§ **Page**
I do agree with you floisme, I think I'm stuck in a price range that now isn't there. Trousers in Toast can be well over £150. I still think they should be around £80. But trousers in that price range, like Finery, are often just polyester and not all that well made. Toast used to fit me better when i was thinner and their styles were more woman shaped, but they've gone all Japanese boxy, which looks beautiful on a Japanese body, but not on mine. I buy bits from Brora, but they've been far less attractive in the last few years. More frumpy. I bought an Alexa Chung trench from M&S. Nice style, good price, but the sleeves were really short! I've never before had a coat with sleeves too short for me, they are at least an inch, and really two or three, too short. I am just under 5'8" but they fit properly on my 12 yr old who is five one. I wore it once so couldn't send it back, and I love the colour, but did no-one look at it before it went on sale? I don't have freaky gibbon arms!! Other than the Weekend trousers, I haven't bought anything new for over a year that works on me, apart from an evening dress from here www.nancymac.co.uk]] And another from House of Fraser in the sale. I can't (sadly) live my life in evening dresses.

littleredpear · 18/05/2017 22:28

The Oliver Bonas catalogue landed on my doorstep today.

Nothing passed the has more than one of the following test

sleeves, can I wear a bra with it, no weird cut outs, not cropped, natural fibres checklist.

It went straight in the recycling.

No thanks OB.

PickAChew · 18/05/2017 22:39

Aye, Landsend do some great basics. I'm disappointed that DS1 has outgrown their kids' range, now, but have bought him a load of their plain fitted tees in mansize, on offer. Hopefully, they'll last just as well.

Stuff for me has been more hit and miss and I'm less likely to snag myself a well priced, good quality, useful but boring top, now that I'm not shopping there, regularly.

I'm trawling through some of the names in this thread. Quite like some of the people tree stuff. How do they do for size? I'm a narrow backed, short armed, long bodied 12 that sometimes needs a 14 for frontage.

PickAChew · 18/05/2017 22:51

This wrap top is gorgeous but about twice what I'm willing to pay for something that will potentially get trashed by one of the boys or in the kitchen!
www.wraplondon.co.uk/fashion-WK32-SMWBL/shirts-tops/kit-blouse.htm

Me and Em reminds me of stuff I was picking up in Dewhirst's, 25 years ago.

Niminy · 18/05/2017 23:21

Learning to make clothes has really got me thinking about the cost of clothes.

[Collection entries]
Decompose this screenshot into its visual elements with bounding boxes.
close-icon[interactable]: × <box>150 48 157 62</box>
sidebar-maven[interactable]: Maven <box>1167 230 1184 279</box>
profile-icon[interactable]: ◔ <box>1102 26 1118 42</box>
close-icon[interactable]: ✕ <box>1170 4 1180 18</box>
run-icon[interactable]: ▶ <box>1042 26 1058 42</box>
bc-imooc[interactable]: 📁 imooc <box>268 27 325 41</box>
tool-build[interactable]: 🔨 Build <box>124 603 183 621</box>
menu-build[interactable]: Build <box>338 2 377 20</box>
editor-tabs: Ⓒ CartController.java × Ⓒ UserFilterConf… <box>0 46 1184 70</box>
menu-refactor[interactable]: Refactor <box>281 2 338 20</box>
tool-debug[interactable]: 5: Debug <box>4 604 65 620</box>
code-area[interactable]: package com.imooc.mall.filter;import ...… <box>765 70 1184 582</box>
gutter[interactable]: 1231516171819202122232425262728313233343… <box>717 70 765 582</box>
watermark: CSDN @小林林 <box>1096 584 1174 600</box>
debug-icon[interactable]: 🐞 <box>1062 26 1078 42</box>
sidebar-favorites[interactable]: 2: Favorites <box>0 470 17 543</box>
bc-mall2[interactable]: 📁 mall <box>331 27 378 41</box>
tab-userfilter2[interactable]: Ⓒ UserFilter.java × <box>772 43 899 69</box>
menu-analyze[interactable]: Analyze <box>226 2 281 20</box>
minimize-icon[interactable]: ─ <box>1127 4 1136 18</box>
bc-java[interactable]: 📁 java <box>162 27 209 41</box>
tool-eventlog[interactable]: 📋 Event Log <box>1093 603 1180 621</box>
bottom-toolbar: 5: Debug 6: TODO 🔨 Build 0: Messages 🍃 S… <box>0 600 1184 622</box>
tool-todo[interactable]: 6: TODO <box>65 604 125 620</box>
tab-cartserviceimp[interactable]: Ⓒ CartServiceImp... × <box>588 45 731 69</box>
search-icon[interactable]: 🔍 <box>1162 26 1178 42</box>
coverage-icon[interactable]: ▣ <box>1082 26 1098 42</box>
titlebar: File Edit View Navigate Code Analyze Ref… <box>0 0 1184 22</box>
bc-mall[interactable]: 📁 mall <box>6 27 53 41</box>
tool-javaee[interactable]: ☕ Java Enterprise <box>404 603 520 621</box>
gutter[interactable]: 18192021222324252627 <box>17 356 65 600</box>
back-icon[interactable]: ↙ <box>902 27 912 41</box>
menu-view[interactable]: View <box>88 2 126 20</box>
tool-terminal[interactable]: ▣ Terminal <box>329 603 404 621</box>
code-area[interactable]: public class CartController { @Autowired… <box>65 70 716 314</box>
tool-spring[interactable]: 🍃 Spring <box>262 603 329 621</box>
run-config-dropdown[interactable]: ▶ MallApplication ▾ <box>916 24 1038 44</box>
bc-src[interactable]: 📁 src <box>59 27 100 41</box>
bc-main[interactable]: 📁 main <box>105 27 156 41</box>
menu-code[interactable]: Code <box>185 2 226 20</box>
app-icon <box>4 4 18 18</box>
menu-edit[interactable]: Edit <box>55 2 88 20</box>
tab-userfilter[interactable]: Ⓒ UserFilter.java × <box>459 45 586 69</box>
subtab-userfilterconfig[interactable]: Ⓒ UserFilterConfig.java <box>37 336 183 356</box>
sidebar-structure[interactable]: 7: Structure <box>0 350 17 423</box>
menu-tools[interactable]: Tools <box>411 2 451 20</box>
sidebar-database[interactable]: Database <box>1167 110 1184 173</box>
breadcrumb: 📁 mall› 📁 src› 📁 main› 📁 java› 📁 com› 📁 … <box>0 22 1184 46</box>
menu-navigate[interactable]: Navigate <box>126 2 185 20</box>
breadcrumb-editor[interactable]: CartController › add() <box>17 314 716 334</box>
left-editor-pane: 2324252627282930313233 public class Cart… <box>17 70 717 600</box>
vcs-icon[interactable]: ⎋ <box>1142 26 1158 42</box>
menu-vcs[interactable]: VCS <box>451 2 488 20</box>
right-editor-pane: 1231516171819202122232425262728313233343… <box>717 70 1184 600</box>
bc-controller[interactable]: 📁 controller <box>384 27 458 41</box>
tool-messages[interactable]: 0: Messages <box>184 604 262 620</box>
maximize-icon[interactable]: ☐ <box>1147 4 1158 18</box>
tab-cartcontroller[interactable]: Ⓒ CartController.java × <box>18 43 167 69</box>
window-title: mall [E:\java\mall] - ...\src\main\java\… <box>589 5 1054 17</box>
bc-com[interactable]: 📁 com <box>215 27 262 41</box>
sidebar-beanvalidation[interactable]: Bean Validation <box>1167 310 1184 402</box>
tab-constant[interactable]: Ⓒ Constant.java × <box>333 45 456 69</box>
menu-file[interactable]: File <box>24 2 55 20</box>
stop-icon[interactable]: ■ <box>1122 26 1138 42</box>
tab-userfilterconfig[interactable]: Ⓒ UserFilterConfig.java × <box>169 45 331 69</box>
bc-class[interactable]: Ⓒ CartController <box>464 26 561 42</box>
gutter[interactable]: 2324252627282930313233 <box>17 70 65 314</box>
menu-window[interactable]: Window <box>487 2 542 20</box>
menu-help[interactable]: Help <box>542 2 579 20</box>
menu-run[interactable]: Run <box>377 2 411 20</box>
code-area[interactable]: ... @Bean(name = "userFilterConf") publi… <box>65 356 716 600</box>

§ **Aim 1**
Reproduce the portion of the clothes-shopping thread that opens with the words containing "It went straight" and closes with "just as well.".
§ **Aim 2**
In the clothes-shopping thread, list each item on the checklist that nothing in the Oliver Bonas catalogue passed.
§ **Aim 3**
Carry the clothes-shopping thread forward from its last sentence.

§ **Written answer 1**
It went straight in the recycling.

No thanks OB.

PickAChew · 18/05/2017 22:39

Aye, Landsend do some great basics. I'm disappointed that DS1 has outgrown their kids' range, now, but have bought him a load of their plain fitted tees in mansize, on offer. Hopefully, they'll last just as well.

§ **Written answer 2**
- sleeves
- can I wear a bra with it
- no weird cut outs
- not cropped
- natural fibres

§ **Written answer 3**
For example I've just made an apron dress which is quitesimilar to this one from Toast.

I paid £52 for the fabric (hand woven indigo cotton), £12.50 for the pattern, another £5 for thread, and there were also costs for needles and interfacing that were marginal. It took me roughly six hours to make because I sewed it slowly and carefully. At minimum wage that would be £39 or so. That all adds up to around £107.

That's cheaper than Toast but it's not that much cheaper. I didn't have to factor in profit margins, design and development costs, marketing and on-costs of staff. Of course they're doing everything in bulk with trade discounts

Niminy · 18/05/2017 23:24

Posted too soon!

No doubt the Toast dress didn't cost as much to make as mine. But the point is we expect clothes to be incredibly cheap - and the two main areas you can cut costs are in fabric and labour. If you want well made clothes in good fabrics the sad truth is that someone has to pay - either the consumer or the people who make them. Sad

elektrawoman · 19/05/2017 00:23

That article is spot on. I am 40 something, I want to buy nice clothes but I hate clothes shopping at the moment.

ephemeralfairy · 19/05/2017 02:54

I dunno. I'm 36 and there's SO MUCH I love on the high street and on ASOS etc that I could quite easily spend my salary every month just on clothes.
I would never wear a cold shoulder top though. Horrid!

ephemeralfairy · 19/05/2017 02:56

My mum is 72, dresses entirely from high street and charity shops and looks amazing. Her favourite shops are H&M and Bershka.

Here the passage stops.